--- TO BE DONE ---
Give the material once more, word for word, without any images.

Start RECORD LIST

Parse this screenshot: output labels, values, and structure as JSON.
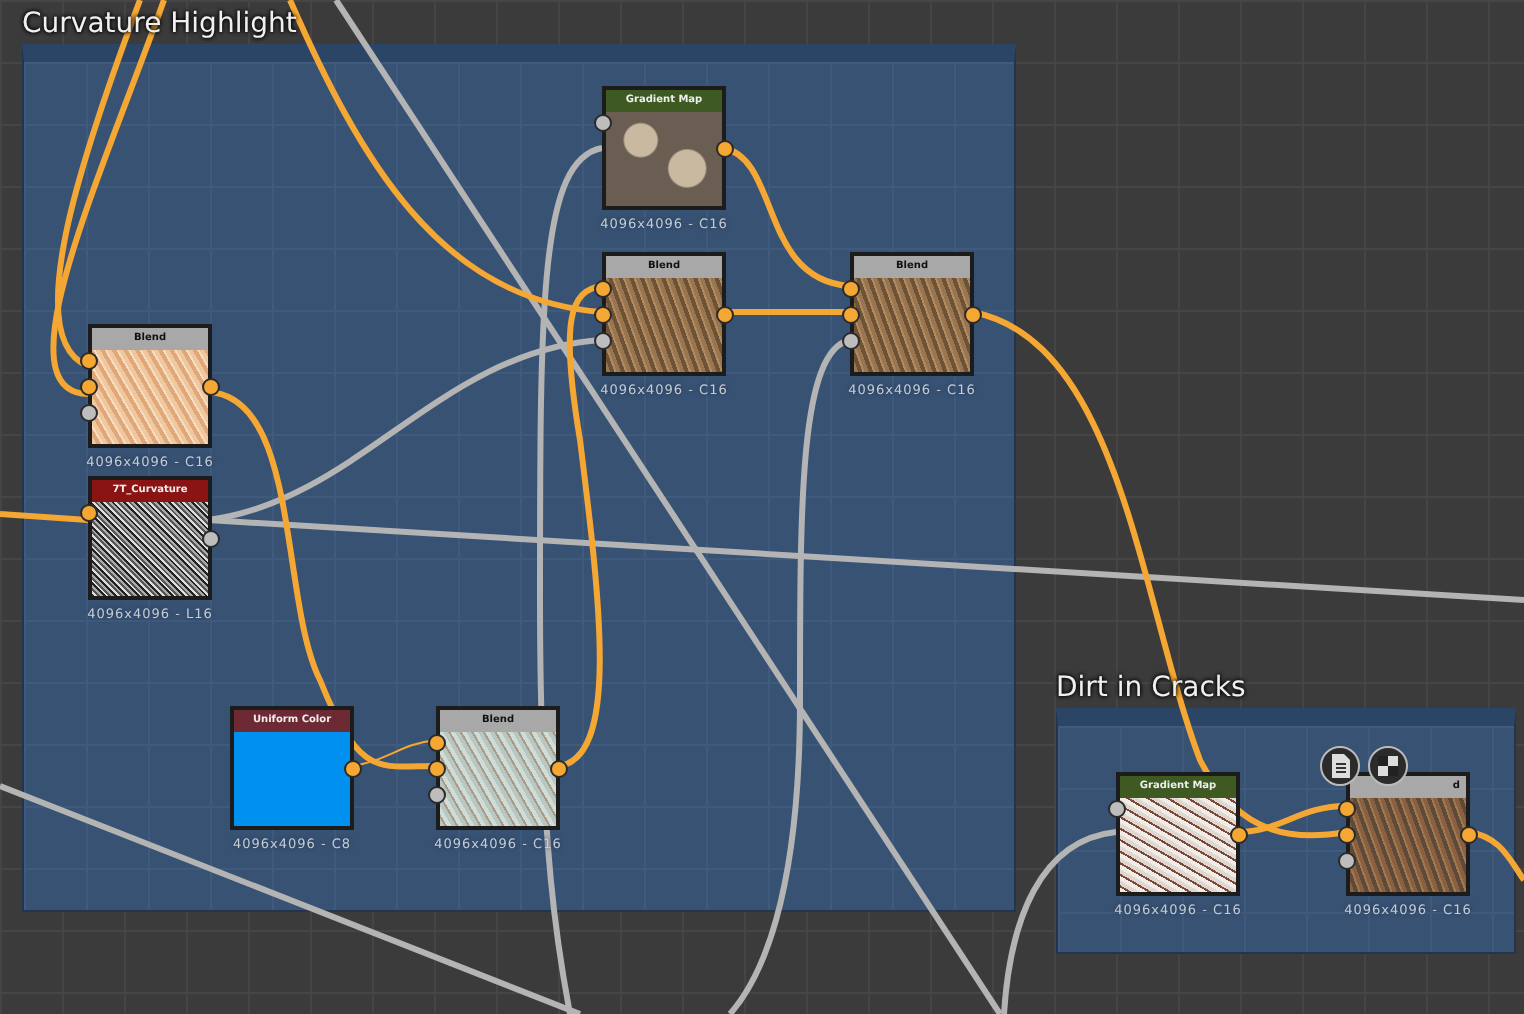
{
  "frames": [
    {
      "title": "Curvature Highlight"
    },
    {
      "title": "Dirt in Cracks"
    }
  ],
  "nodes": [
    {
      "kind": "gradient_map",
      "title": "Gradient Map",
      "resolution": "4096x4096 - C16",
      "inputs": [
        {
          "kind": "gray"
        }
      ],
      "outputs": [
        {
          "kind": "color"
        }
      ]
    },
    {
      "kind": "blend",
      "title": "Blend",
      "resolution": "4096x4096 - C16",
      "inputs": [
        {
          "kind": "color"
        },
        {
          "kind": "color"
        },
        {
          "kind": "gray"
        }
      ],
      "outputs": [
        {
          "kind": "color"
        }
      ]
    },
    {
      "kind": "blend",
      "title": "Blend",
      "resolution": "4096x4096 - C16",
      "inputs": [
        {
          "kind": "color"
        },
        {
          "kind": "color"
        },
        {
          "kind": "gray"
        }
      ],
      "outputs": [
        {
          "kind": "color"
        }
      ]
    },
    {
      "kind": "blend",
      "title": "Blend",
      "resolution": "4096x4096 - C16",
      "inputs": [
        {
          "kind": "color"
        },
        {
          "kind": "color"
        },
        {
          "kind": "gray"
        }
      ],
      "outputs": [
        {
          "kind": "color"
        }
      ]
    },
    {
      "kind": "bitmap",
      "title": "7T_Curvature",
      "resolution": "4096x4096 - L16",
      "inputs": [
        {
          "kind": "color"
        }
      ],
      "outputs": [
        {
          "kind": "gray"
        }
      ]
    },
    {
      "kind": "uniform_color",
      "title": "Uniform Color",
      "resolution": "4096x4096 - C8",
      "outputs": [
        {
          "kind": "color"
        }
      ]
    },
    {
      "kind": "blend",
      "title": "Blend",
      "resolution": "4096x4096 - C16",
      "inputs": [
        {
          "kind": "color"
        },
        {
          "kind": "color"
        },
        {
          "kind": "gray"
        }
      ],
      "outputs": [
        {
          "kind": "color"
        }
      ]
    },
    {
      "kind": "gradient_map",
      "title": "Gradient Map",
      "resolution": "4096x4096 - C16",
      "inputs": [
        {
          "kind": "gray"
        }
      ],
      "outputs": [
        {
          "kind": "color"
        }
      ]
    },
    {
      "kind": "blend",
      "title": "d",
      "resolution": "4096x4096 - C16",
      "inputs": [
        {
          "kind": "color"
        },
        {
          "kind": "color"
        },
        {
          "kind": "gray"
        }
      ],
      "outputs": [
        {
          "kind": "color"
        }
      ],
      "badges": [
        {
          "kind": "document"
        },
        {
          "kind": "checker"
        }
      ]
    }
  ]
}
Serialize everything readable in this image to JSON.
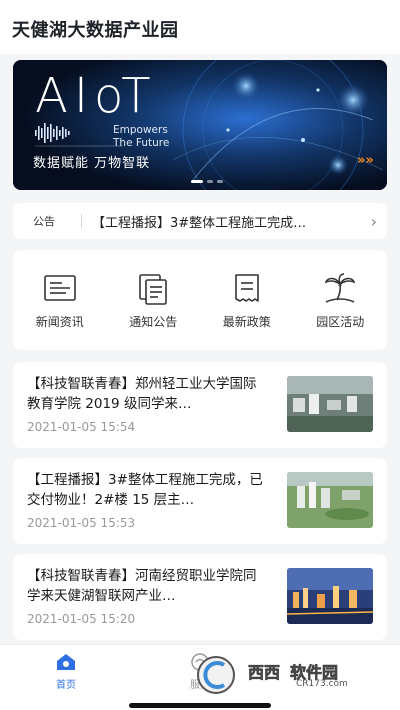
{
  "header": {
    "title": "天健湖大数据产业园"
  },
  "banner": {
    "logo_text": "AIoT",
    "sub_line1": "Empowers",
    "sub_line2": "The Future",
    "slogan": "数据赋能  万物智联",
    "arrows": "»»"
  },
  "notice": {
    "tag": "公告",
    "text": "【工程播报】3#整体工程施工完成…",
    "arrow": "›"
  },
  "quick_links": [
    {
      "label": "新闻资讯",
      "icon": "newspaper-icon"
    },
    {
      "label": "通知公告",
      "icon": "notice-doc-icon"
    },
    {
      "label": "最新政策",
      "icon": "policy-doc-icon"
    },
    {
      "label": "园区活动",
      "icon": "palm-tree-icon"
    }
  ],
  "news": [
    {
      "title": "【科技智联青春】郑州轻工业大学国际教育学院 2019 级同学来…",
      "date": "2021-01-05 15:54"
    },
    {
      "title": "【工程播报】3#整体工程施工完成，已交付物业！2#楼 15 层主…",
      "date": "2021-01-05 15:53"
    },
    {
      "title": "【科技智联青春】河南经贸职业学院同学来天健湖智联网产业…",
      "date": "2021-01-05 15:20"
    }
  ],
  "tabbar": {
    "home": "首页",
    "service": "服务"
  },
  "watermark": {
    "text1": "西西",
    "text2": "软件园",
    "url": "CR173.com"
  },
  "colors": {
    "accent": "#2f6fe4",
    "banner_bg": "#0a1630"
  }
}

End RECORD LIST

--- FINISHED ANSWER ---
Parse this screenshot: output labels, values, and structure as JSON.
{
  "frames": [
    {
      "title": "Curvature Highlight"
    },
    {
      "title": "Dirt in Cracks"
    }
  ],
  "nodes": [
    {
      "kind": "gradient_map",
      "title": "Gradient Map",
      "resolution": "4096x4096 - C16",
      "inputs": [
        {
          "kind": "gray"
        }
      ],
      "outputs": [
        {
          "kind": "color"
        }
      ]
    },
    {
      "kind": "blend",
      "title": "Blend",
      "resolution": "4096x4096 - C16",
      "inputs": [
        {
          "kind": "color"
        },
        {
          "kind": "color"
        },
        {
          "kind": "gray"
        }
      ],
      "outputs": [
        {
          "kind": "color"
        }
      ]
    },
    {
      "kind": "blend",
      "title": "Blend",
      "resolution": "4096x4096 - C16",
      "inputs": [
        {
          "kind": "color"
        },
        {
          "kind": "color"
        },
        {
          "kind": "gray"
        }
      ],
      "outputs": [
        {
          "kind": "color"
        }
      ]
    },
    {
      "kind": "blend",
      "title": "Blend",
      "resolution": "4096x4096 - C16",
      "inputs": [
        {
          "kind": "color"
        },
        {
          "kind": "color"
        },
        {
          "kind": "gray"
        }
      ],
      "outputs": [
        {
          "kind": "color"
        }
      ]
    },
    {
      "kind": "bitmap",
      "title": "7T_Curvature",
      "resolution": "4096x4096 - L16",
      "inputs": [
        {
          "kind": "color"
        }
      ],
      "outputs": [
        {
          "kind": "gray"
        }
      ]
    },
    {
      "kind": "uniform_color",
      "title": "Uniform Color",
      "resolution": "4096x4096 - C8",
      "outputs": [
        {
          "kind": "color"
        }
      ]
    },
    {
      "kind": "blend",
      "title": "Blend",
      "resolution": "4096x4096 - C16",
      "inputs": [
        {
          "kind": "color"
        },
        {
          "kind": "color"
        },
        {
          "kind": "gray"
        }
      ],
      "outputs": [
        {
          "kind": "color"
        }
      ]
    },
    {
      "kind": "gradient_map",
      "title": "Gradient Map",
      "resolution": "4096x4096 - C16",
      "inputs": [
        {
          "kind": "gray"
        }
      ],
      "outputs": [
        {
          "kind": "color"
        }
      ]
    },
    {
      "kind": "blend",
      "title": "d",
      "resolution": "4096x4096 - C16",
      "inputs": [
        {
          "kind": "color"
        },
        {
          "kind": "color"
        },
        {
          "kind": "gray"
        }
      ],
      "outputs": [
        {
          "kind": "color"
        }
      ],
      "badges": [
        {
          "kind": "document"
        },
        {
          "kind": "checker"
        }
      ]
    }
  ]
}
Serialize everything readable in this image to JSON.
{
  "header": {
    "title": "天健湖大数据产业园"
  },
  "banner": {
    "logo_text": "AIoT",
    "sub_line1": "Empowers",
    "sub_line2": "The Future",
    "slogan": "数据赋能  万物智联",
    "arrows": "»»"
  },
  "notice": {
    "tag": "公告",
    "text": "【工程播报】3#整体工程施工完成…",
    "arrow": "›"
  },
  "quick_links": [
    {
      "label": "新闻资讯",
      "icon": "newspaper-icon"
    },
    {
      "label": "通知公告",
      "icon": "notice-doc-icon"
    },
    {
      "label": "最新政策",
      "icon": "policy-doc-icon"
    },
    {
      "label": "园区活动",
      "icon": "palm-tree-icon"
    }
  ],
  "news": [
    {
      "title": "【科技智联青春】郑州轻工业大学国际教育学院 2019 级同学来…",
      "date": "2021-01-05 15:54"
    },
    {
      "title": "【工程播报】3#整体工程施工完成，已交付物业！2#楼 15 层主…",
      "date": "2021-01-05 15:53"
    },
    {
      "title": "【科技智联青春】河南经贸职业学院同学来天健湖智联网产业…",
      "date": "2021-01-05 15:20"
    }
  ],
  "tabbar": {
    "home": "首页",
    "service": "服务"
  },
  "watermark": {
    "text1": "西西",
    "text2": "软件园",
    "url": "CR173.com"
  },
  "colors": {
    "accent": "#2f6fe4",
    "banner_bg": "#0a1630"
  }
}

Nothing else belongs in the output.